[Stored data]
•••

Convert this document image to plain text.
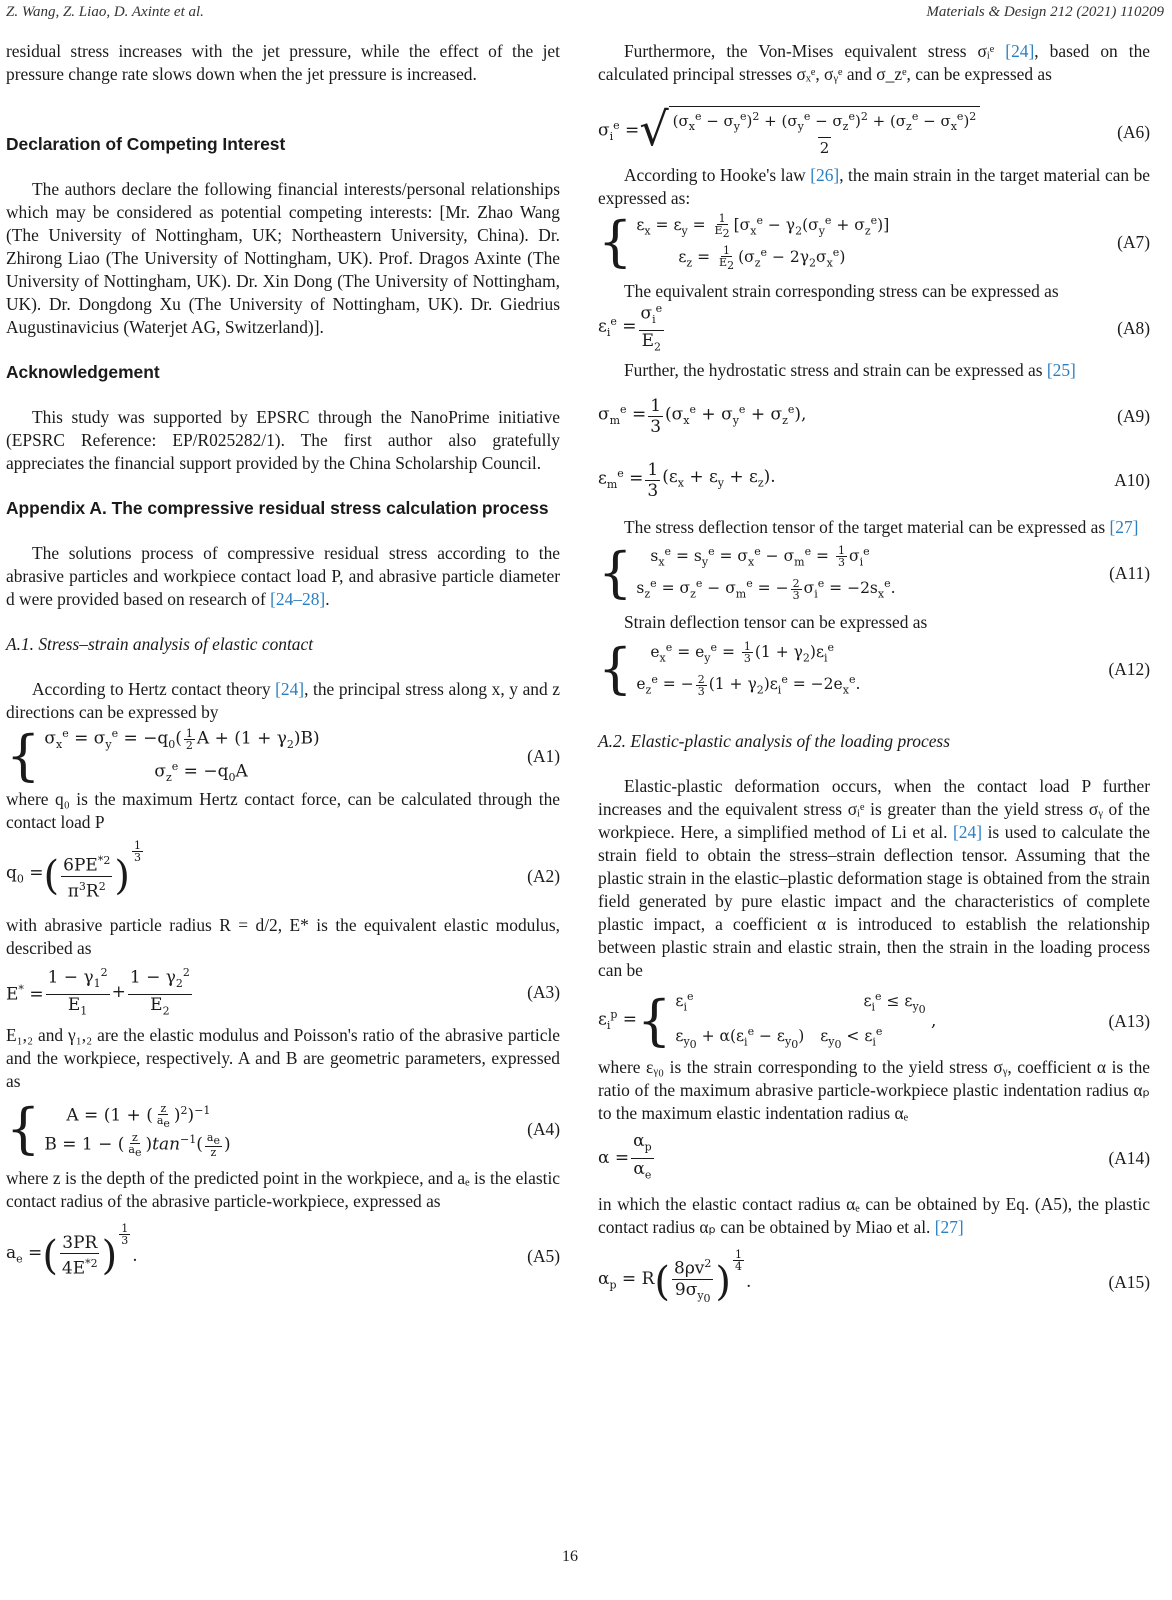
Z. Wang, Z. Liao, D. Axinte et al.	Materials & Design 212 (2021) 110209

residual stress increases with the jet pressure, while the effect of the jet pressure change rate slows down when the jet pressure is increased.

Declaration of Competing Interest

The authors declare the following financial interests/personal relationships which may be considered as potential competing interests: [Mr. Zhao Wang (The University of Nottingham, UK; Northeastern University, China). Dr. Zhirong Liao (The University of Nottingham, UK). Prof. Dragos Axinte (The University of Nottingham, UK). Dr. Xin Dong (The University of Nottingham, UK). Dr. Dongdong Xu (The University of Nottingham, UK). Dr. Giedrius Augustinavicius (Waterjet AG, Switzerland)].

Acknowledgement

This study was supported by EPSRC through the NanoPrime initiative (EPSRC Reference: EP/R025282/1). The first author also gratefully appreciates the financial support provided by the China Scholarship Council.

Appendix A. The compressive residual stress calculation process

The solutions process of compressive residual stress according to the abrasive particles and workpiece contact load P, and abrasive particle diameter d were provided based on research of [24–28].

A.1. Stress–strain analysis of elastic contact

According to Hertz contact theory [24], the principal stress along x, y and z directions can be expressed by

{ $\sigma_x^e = \sigma_y^e = -q_0( \frac{1}{2}$ $A + (1 + \gamma_2)B$)
$\sigma_z^e = -q_0A$
(A1)

where q₀ is the maximum Hertz contact force, can be calculated through the contact load P

$q_0$ = ( $\frac{6PE^{*2}}{\pi^3R^2}$ )
$\frac{1}{3}$
(A2)

with abrasive particle radius R = d/2, E* is the equivalent elastic modulus, described as

$E^* = \frac{1 - \gamma_1^2}{E_1} + \frac{1 - \gamma_2^2}{E_2}$	(A3)

E₁,₂ and γ₁,₂ are the elastic modulus and Poisson's ratio of the abrasive particle and the workpiece, respectively. A and B are geometric parameters, expressed as

{	A = (1 + ( $\frac{z}{a_e} )^2)^{-1}$
B = 1 − ( $\frac{z}{a_e} )\tan^{-1}( \frac{a_e}{z}$ )
(A4)

where z is the depth of the predicted point in the workpiece, and aₑ is the elastic contact radius of the abrasive particle-workpiece, expressed as

$a_e$ = ( $\frac{3PR}{4E^{*2}}$ ) $\frac{1}{3}$
.	(A5)

Furthermore, the Von-Mises equivalent stress σᵢᵉ [24], based on the calculated principal stresses σₓᵉ, σᵧᵉ and σ_zᵉ, can be expressed as

$\sigma_i^e$ = √ $\frac{(\sigma_x^e - \sigma_y^e)^2 + (\sigma_y^e - \sigma_z^e)^2 + (\sigma_z^e - \sigma_x^e)^2}{2}$	(A6)

According to Hooke's law [26], the main strain in the target material can be expressed as:

{ $\varepsilon_x = \varepsilon_y = \frac{1}{E_2} [\sigma_x^e - \gamma_2(\sigma_y^e + \sigma_z^e)]$
$\varepsilon_z = \frac{1}{E_2} (\sigma_z^e - 2\gamma_2\sigma_x^e)$
(A7)

The equivalent strain corresponding stress can be expressed as

$\varepsilon_i^e = \frac{\sigma_i^e}{E_2}$	(A8)

Further, the hydrostatic stress and strain can be expressed as [25]

$\sigma_m^e = \frac{1}{3} (\sigma_x^e + \sigma_y^e + \sigma_z^e)$,	(A9)
$\varepsilon_m^e = \frac{1}{3} (\varepsilon_x + \varepsilon_y + \varepsilon_z)$.	A10)

The stress deflection tensor of the target material can be expressed as [27]

{	$s_x^e = s_y^e = \sigma_x^e - \sigma_m^e = \frac{1}{3} \sigma_i^e$
$s_z^e = \sigma_z^e - \sigma_m^e$ = − $\frac{2}{3} \sigma_i^e = -2s_x^e$.
(A11)

Strain deflection tensor can be expressed as

{	$e_x^e = e_y^e = \frac{1}{3} (1 + \gamma_2)\varepsilon_i^e$
$e_z^e$ = − $\frac{2}{3} (1 + \gamma_2)\varepsilon_i^e = -2e_x^e$.
(A12)
A.2. Elastic-plastic analysis of the loading process

Elastic-plastic deformation occurs, when the contact load P further increases and the equivalent stress σᵢᵉ is greater than the yield stress σᵧ of the workpiece. Here, a simplified method of Li et al. [24] is used to calculate the strain field to obtain the stress–strain deflection tensor. Assuming that the plastic strain in the elastic–plastic deformation stage is obtained from the strain field generated by pure elastic impact and the characteristics of complete plastic impact, a coefficient α is introduced to establish the relationship between plastic strain and elastic strain, then the strain in the loading process can be

$\varepsilon_i^p$ = { $\varepsilon_i^e$	$\varepsilon_i^e \le \varepsilon_{y_0}$
$\varepsilon_{y_0} + \alpha(\varepsilon_i^e - \varepsilon_{y_0}) \varepsilon_{y_0} < \varepsilon_i^e$
,	(A13)

where εᵧ₀ is the strain corresponding to the yield stress σᵧ, coefficient α is the ratio of the maximum abrasive particle-workpiece plastic indentation radius αₚ to the maximum elastic indentation radius αₑ

$\alpha = \frac{\alpha_p}{\alpha_e}$	(A14)

in which the elastic contact radius αₑ can be obtained by Eq. (A5), the plastic contact radius αₚ can be obtained by Miao et al. [27]

$\alpha_p = R$ ( $\frac{8\rho v^2}{9\sigma_{y_0}}$ ) $\frac{1}{4}$
.	(A15)
16
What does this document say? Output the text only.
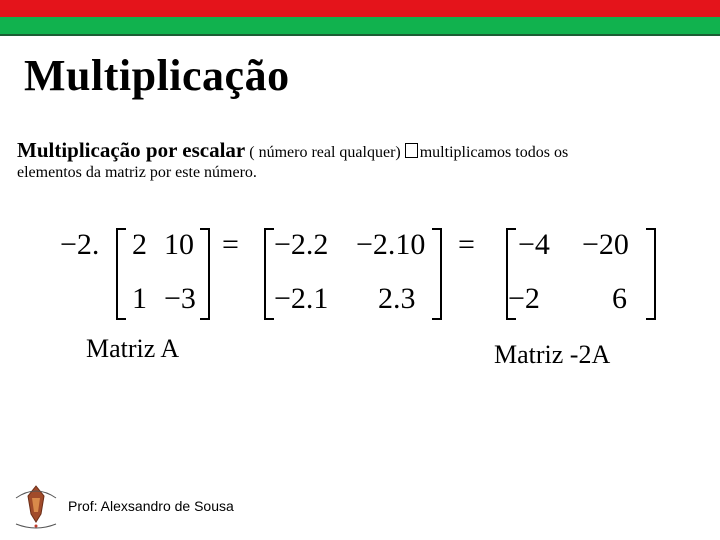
Multiplicação
Multiplicação por escalar ( número real qualquer) multiplicamos todos os
elementos da matriz por este número.
−2. 2 10
1 −3
= −2.2 −2.10
−2.1 2.3
= −4 −20
−2 6
Matriz A	Matriz -2A
Prof: Alexsandro de Sousa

•••

◆ JOB
All lines holding the word "tensor" should be picked out and copied.

◆ SOLVED EXERCISE
The stress deflection tensor of the target material can be expressed as [27]
Strain deflection tensor can be expressed as
Elastic-plastic deformation occurs, when the contact load P further increases and the equivalent stress σᵢᵉ is greater than the yield stress σᵧ of the workpiece. Here, a simplified method of Li et al. [24] is used to calculate the strain field to obtain the stress–strain deflection tensor. Assuming that the plastic strain in the elastic–plastic deformation stage is obtained from the strain field generated by pure elastic impact and the characteristics of complete plastic impact, a coefficient α is introduced to establish the relationship between plastic strain and elastic strain, then the strain in the loading process can be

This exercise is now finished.